>> start Input rows

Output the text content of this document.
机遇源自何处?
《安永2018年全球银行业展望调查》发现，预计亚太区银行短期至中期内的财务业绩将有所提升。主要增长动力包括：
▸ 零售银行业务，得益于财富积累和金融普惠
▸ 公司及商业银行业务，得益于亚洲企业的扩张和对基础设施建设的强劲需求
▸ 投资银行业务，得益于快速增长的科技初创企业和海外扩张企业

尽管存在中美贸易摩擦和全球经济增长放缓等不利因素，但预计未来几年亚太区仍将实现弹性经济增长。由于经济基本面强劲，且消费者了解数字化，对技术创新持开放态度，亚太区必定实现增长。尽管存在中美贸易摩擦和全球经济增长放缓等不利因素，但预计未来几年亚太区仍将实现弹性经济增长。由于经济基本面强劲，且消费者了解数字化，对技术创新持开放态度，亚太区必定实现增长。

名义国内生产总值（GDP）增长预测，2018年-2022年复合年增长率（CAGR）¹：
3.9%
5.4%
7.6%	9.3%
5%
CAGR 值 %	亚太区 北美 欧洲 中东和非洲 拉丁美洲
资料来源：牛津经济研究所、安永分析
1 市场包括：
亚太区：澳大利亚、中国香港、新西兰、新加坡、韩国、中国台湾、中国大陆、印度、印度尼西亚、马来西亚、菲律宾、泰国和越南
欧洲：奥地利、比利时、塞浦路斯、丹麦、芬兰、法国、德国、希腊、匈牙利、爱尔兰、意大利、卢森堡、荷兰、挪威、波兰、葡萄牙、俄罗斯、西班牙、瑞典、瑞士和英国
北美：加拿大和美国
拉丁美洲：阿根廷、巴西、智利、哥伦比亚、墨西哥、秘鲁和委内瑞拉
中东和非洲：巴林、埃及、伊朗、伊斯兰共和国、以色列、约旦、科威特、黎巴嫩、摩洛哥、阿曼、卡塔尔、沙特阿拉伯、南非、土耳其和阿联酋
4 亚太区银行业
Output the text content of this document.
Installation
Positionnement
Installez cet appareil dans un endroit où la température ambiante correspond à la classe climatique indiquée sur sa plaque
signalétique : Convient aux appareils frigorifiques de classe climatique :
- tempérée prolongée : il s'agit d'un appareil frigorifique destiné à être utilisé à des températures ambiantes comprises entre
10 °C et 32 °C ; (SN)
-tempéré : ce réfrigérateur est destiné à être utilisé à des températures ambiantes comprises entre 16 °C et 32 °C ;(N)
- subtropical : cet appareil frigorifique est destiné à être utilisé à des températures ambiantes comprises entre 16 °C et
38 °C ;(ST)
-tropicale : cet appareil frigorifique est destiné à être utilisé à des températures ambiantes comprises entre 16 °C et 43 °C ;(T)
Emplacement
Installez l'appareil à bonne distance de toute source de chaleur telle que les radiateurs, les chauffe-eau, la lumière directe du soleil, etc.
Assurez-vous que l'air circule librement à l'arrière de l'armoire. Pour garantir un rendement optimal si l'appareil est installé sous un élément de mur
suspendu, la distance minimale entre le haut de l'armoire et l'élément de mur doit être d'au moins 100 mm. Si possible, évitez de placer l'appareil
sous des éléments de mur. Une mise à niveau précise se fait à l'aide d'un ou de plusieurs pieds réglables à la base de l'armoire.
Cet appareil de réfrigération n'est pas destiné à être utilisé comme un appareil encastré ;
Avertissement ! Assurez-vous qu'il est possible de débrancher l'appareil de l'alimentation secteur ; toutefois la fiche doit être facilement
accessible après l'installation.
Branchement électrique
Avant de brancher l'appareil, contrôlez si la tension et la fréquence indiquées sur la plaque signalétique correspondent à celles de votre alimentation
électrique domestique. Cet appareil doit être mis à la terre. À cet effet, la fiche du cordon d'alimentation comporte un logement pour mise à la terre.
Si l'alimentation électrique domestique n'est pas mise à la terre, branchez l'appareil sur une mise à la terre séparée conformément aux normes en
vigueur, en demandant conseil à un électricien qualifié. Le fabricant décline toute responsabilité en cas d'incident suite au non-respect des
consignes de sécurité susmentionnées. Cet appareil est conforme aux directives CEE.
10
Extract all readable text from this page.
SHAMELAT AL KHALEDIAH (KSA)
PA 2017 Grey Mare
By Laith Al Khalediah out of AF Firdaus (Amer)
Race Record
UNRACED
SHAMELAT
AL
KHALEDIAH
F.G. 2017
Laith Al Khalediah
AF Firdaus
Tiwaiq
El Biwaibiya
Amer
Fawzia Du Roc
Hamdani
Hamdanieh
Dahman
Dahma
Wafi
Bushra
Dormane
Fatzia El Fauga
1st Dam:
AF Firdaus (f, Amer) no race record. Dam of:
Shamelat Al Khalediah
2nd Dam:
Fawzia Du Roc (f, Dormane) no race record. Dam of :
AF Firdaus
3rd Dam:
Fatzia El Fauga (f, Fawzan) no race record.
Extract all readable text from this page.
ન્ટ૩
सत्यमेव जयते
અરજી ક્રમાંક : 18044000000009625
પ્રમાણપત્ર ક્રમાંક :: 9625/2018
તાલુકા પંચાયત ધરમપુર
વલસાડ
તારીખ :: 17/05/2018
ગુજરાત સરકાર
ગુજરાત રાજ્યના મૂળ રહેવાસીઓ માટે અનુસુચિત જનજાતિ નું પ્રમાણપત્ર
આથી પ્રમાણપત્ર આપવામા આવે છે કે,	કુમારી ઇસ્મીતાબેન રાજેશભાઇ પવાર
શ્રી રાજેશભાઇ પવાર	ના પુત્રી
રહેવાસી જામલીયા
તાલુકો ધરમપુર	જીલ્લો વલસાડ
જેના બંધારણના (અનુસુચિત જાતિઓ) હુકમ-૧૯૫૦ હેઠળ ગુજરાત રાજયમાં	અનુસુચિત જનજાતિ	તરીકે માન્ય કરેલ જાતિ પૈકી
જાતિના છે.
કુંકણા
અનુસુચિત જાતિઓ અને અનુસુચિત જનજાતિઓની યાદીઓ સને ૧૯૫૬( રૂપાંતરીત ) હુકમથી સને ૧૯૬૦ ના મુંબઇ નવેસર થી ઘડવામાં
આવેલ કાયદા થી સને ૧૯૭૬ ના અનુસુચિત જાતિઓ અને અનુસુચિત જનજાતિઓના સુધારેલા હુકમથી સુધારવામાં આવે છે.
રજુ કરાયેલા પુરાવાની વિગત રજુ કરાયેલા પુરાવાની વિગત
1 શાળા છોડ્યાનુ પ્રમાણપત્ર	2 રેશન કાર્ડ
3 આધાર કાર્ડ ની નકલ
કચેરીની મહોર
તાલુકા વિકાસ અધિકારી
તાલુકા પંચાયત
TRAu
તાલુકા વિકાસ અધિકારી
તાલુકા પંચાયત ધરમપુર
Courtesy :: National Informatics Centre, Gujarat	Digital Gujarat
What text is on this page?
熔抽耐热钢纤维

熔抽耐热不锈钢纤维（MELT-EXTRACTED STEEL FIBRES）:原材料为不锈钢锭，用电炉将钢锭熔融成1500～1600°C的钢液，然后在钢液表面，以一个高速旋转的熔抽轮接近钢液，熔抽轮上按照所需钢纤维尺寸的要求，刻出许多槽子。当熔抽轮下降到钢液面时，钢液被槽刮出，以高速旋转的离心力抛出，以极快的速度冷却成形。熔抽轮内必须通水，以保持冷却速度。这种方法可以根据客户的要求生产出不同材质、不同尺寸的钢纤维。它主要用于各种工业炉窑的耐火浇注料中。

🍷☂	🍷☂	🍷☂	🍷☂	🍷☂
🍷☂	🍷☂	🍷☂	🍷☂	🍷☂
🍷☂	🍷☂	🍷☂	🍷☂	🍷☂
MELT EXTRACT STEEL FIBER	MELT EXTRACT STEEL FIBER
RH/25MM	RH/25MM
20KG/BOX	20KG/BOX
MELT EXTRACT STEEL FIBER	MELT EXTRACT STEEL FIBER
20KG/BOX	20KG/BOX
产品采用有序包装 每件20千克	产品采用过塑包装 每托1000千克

>> end Input rows

**What to work on**
Look through the material above and pick out each line holding the word "Amer".

**Answer for the task**
By Laith Al Khalediah out of AF Firdaus (Amer)
Amer
AF Firdaus (f, Amer) no race record. Dam of:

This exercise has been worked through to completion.